> Exercise directions
Give only the number of lines that hold the word "behind".

────────────────────

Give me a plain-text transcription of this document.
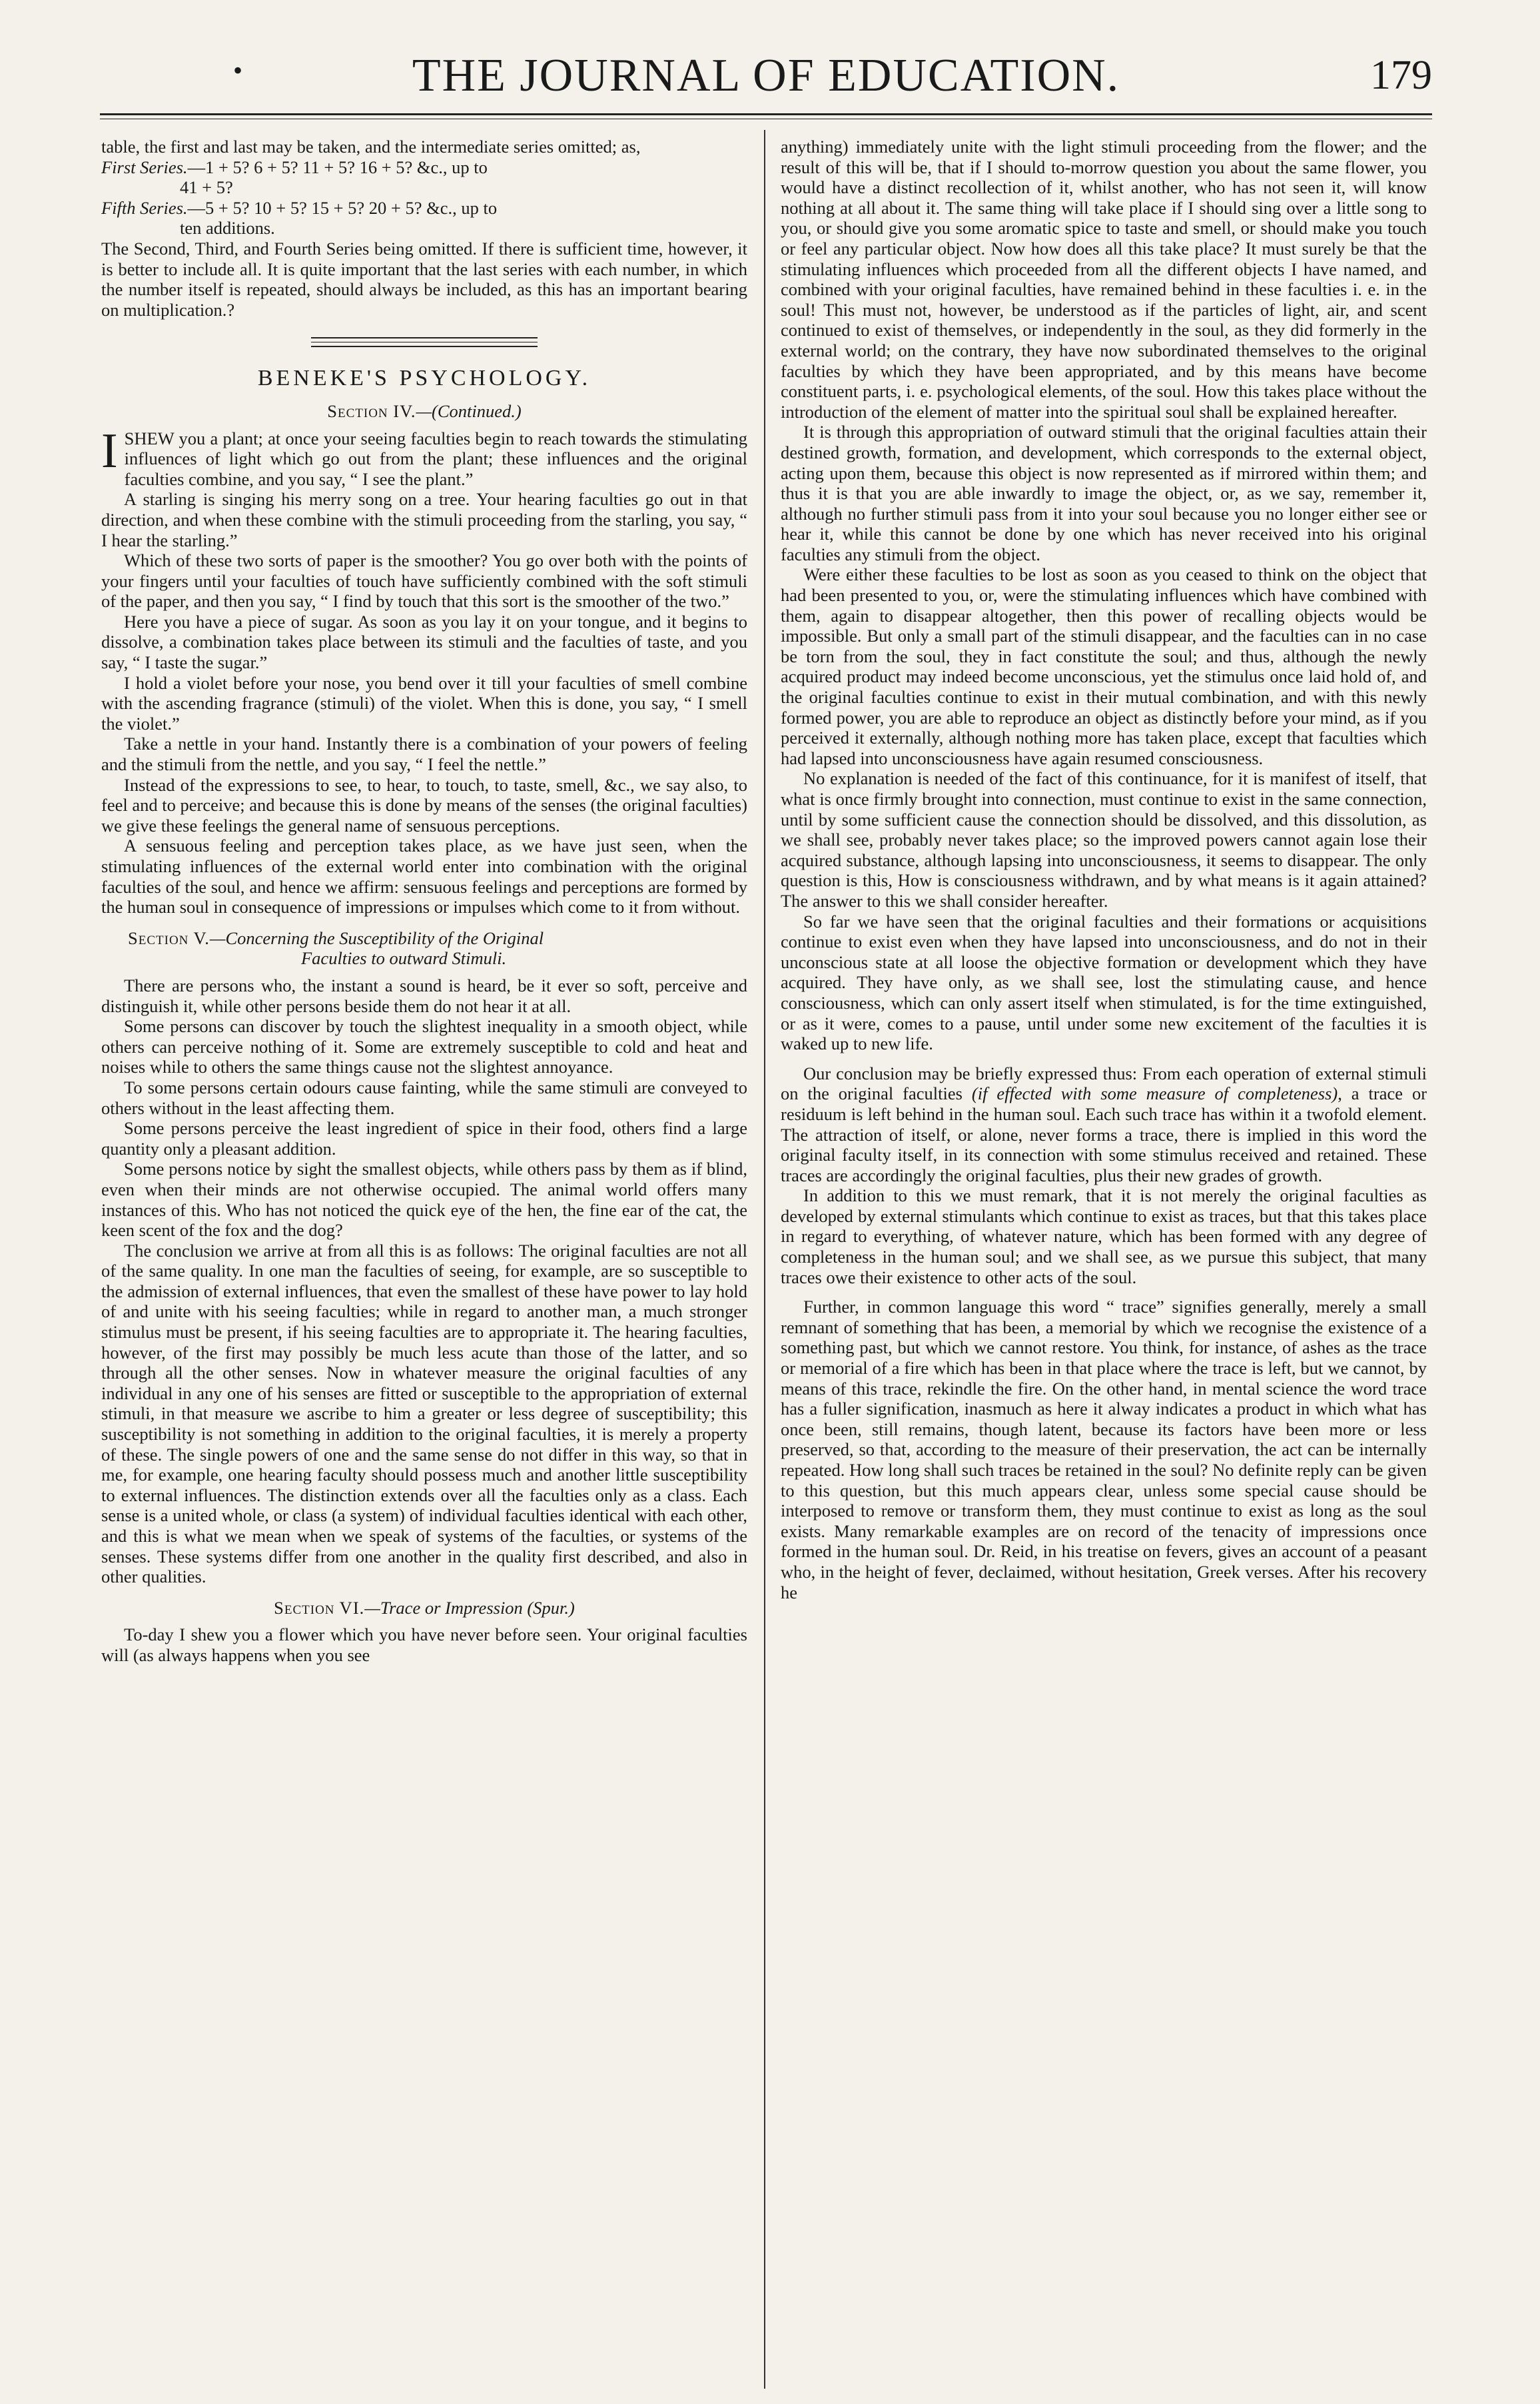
•	THE JOURNAL OF EDUCATION.	179

table, the first and last may be taken, and the intermediate series omitted; as,

First Series.—1 + 5? 6 + 5? 11 + 5? 16 + 5? &c., up to
41 + 5?
Fifth Series.—5 + 5? 10 + 5? 15 + 5? 20 + 5? &c., up to
ten additions.

The Second, Third, and Fourth Series being omitted. If there is sufficient time, however, it is better to include all. It is quite important that the last series with each number, in which the number itself is repeated, should always be included, as this has an important bearing on multiplication.?

BENEKE'S PSYCHOLOGY.
Section IV.—(Continued.)

ISHEW you a plant; at once your seeing faculties begin to reach towards the stimulating influences of light which go out from the plant; these influences and the original faculties combine, and you say, “ I see the plant.”

A starling is singing his merry song on a tree. Your hearing faculties go out in that direction, and when these combine with the stimuli proceeding from the starling, you say, “ I hear the starling.”

Which of these two sorts of paper is the smoother? You go over both with the points of your fingers until your faculties of touch have sufficiently combined with the soft stimuli of the paper, and then you say, “ I find by touch that this sort is the smoother of the two.”

Here you have a piece of sugar. As soon as you lay it on your tongue, and it begins to dissolve, a combination takes place between its stimuli and the faculties of taste, and you say, “ I taste the sugar.”

I hold a violet before your nose, you bend over it till your faculties of smell combine with the ascending fragrance (stimuli) of the violet. When this is done, you say, “ I smell the violet.”

Take a nettle in your hand. Instantly there is a combination of your powers of feeling and the stimuli from the nettle, and you say, “ I feel the nettle.”

Instead of the expressions to see, to hear, to touch, to taste, smell, &c., we say also, to feel and to perceive; and because this is done by means of the senses (the original faculties) we give these feelings the general name of sensuous perceptions.

A sensuous feeling and perception takes place, as we have just seen, when the stimulating influences of the external world enter into combination with the original faculties of the soul, and hence we affirm: sensuous feelings and perceptions are formed by the human soul in consequence of impressions or impulses which come to it from without.

Section V.—Concerning the Susceptibility of the Original
Faculties to outward Stimuli.

There are persons who, the instant a sound is heard, be it ever so soft, perceive and distinguish it, while other persons beside them do not hear it at all.

Some persons can discover by touch the slightest inequality in a smooth object, while others can perceive nothing of it. Some are extremely susceptible to cold and heat and noises while to others the same things cause not the slightest annoyance.

To some persons certain odours cause fainting, while the same stimuli are conveyed to others without in the least affecting them.

Some persons perceive the least ingredient of spice in their food, others find a large quantity only a pleasant addition.

Some persons notice by sight the smallest objects, while others pass by them as if blind, even when their minds are not otherwise occupied. The animal world offers many instances of this. Who has not noticed the quick eye of the hen, the fine ear of the cat, the keen scent of the fox and the dog?

The conclusion we arrive at from all this is as follows: The original faculties are not all of the same quality. In one man the faculties of seeing, for example, are so susceptible to the admission of external influences, that even the smallest of these have power to lay hold of and unite with his seeing faculties; while in regard to another man, a much stronger stimulus must be present, if his seeing faculties are to appropriate it. The hearing faculties, however, of the first may possibly be much less acute than those of the latter, and so through all the other senses. Now in whatever measure the original faculties of any individual in any one of his senses are fitted or susceptible to the appropriation of external stimuli, in that measure we ascribe to him a greater or less degree of susceptibility; this susceptibility is not something in addition to the original faculties, it is merely a property of these. The single powers of one and the same sense do not differ in this way, so that in me, for example, one hearing faculty should possess much and another little susceptibility to external influences. The distinction extends over all the faculties only as a class. Each sense is a united whole, or class (a system) of individual faculties identical with each other, and this is what we mean when we speak of systems of the faculties, or systems of the senses. These systems differ from one another in the quality first described, and also in other qualities.

Section VI.—Trace or Impression (Spur.)

To-day I shew you a flower which you have never before seen. Your original faculties will (as always happens when you see

anything) immediately unite with the light stimuli proceeding from the flower; and the result of this will be, that if I should to-morrow question you about the same flower, you would have a distinct recollection of it, whilst another, who has not seen it, will know nothing at all about it. The same thing will take place if I should sing over a little song to you, or should give you some aromatic spice to taste and smell, or should make you touch or feel any particular object. Now how does all this take place? It must surely be that the stimulating influences which proceeded from all the different objects I have named, and combined with your original faculties, have remained behind in these faculties i. e. in the soul! This must not, however, be understood as if the particles of light, air, and scent continued to exist of themselves, or independently in the soul, as they did formerly in the external world; on the contrary, they have now subordinated themselves to the original faculties by which they have been appropriated, and by this means have become constituent parts, i. e. psychological elements, of the soul. How this takes place without the introduction of the element of matter into the spiritual soul shall be explained hereafter.

It is through this appropriation of outward stimuli that the original faculties attain their destined growth, formation, and development, which corresponds to the external object, acting upon them, because this object is now represented as if mirrored within them; and thus it is that you are able inwardly to image the object, or, as we say, remember it, although no further stimuli pass from it into your soul because you no longer either see or hear it, while this cannot be done by one which has never received into his original faculties any stimuli from the object.

Were either these faculties to be lost as soon as you ceased to think on the object that had been presented to you, or, were the stimulating influences which have combined with them, again to disappear altogether, then this power of recalling objects would be impossible. But only a small part of the stimuli disappear, and the faculties can in no case be torn from the soul, they in fact constitute the soul; and thus, although the newly acquired product may indeed become unconscious, yet the stimulus once laid hold of, and the original faculties continue to exist in their mutual combination, and with this newly formed power, you are able to reproduce an object as distinctly before your mind, as if you perceived it externally, although nothing more has taken place, except that faculties which had lapsed into unconsciousness have again resumed consciousness.

No explanation is needed of the fact of this continuance, for it is manifest of itself, that what is once firmly brought into connection, must continue to exist in the same connection, until by some sufficient cause the connection should be dissolved, and this dissolution, as we shall see, probably never takes place; so the improved powers cannot again lose their acquired substance, although lapsing into unconsciousness, it seems to disappear. The only question is this, How is consciousness withdrawn, and by what means is it again attained? The answer to this we shall consider hereafter.

So far we have seen that the original faculties and their formations or acquisitions continue to exist even when they have lapsed into unconsciousness, and do not in their unconscious state at all loose the objective formation or development which they have acquired. They have only, as we shall see, lost the stimulating cause, and hence consciousness, which can only assert itself when stimulated, is for the time extinguished, or as it were, comes to a pause, until under some new excitement of the faculties it is waked up to new life.

Our conclusion may be briefly expressed thus: From each operation of external stimuli on the original faculties (if effected with some measure of completeness), a trace or residuum is left behind in the human soul. Each such trace has within it a twofold element. The attraction of itself, or alone, never forms a trace, there is implied in this word the original faculty itself, in its connection with some stimulus received and retained. These traces are accordingly the original faculties, plus their new grades of growth.

In addition to this we must remark, that it is not merely the original faculties as developed by external stimulants which continue to exist as traces, but that this takes place in regard to everything, of whatever nature, which has been formed with any degree of completeness in the human soul; and we shall see, as we pursue this subject, that many traces owe their existence to other acts of the soul.

Further, in common language this word “ trace” signifies generally, merely a small remnant of something that has been, a memorial by which we recognise the existence of a something past, but which we cannot restore. You think, for instance, of ashes as the trace or memorial of a fire which has been in that place where the trace is left, but we cannot, by means of this trace, rekindle the fire. On the other hand, in mental science the word trace has a fuller signification, inasmuch as here it alway indicates a product in which what has once been, still remains, though latent, because its factors have been more or less preserved, so that, according to the measure of their preservation, the act can be internally repeated. How long shall such traces be retained in the soul? No definite reply can be given to this question, but this much appears clear, unless some special cause should be interposed to remove or transform them, they must continue to exist as long as the soul exists. Many remarkable examples are on record of the tenacity of impressions once formed in the human soul. Dr. Reid, in his treatise on fevers, gives an account of a peasant who, in the height of fever, declaimed, without hesitation, Greek verses. After his recovery he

────────────────────

> Exercise solution
2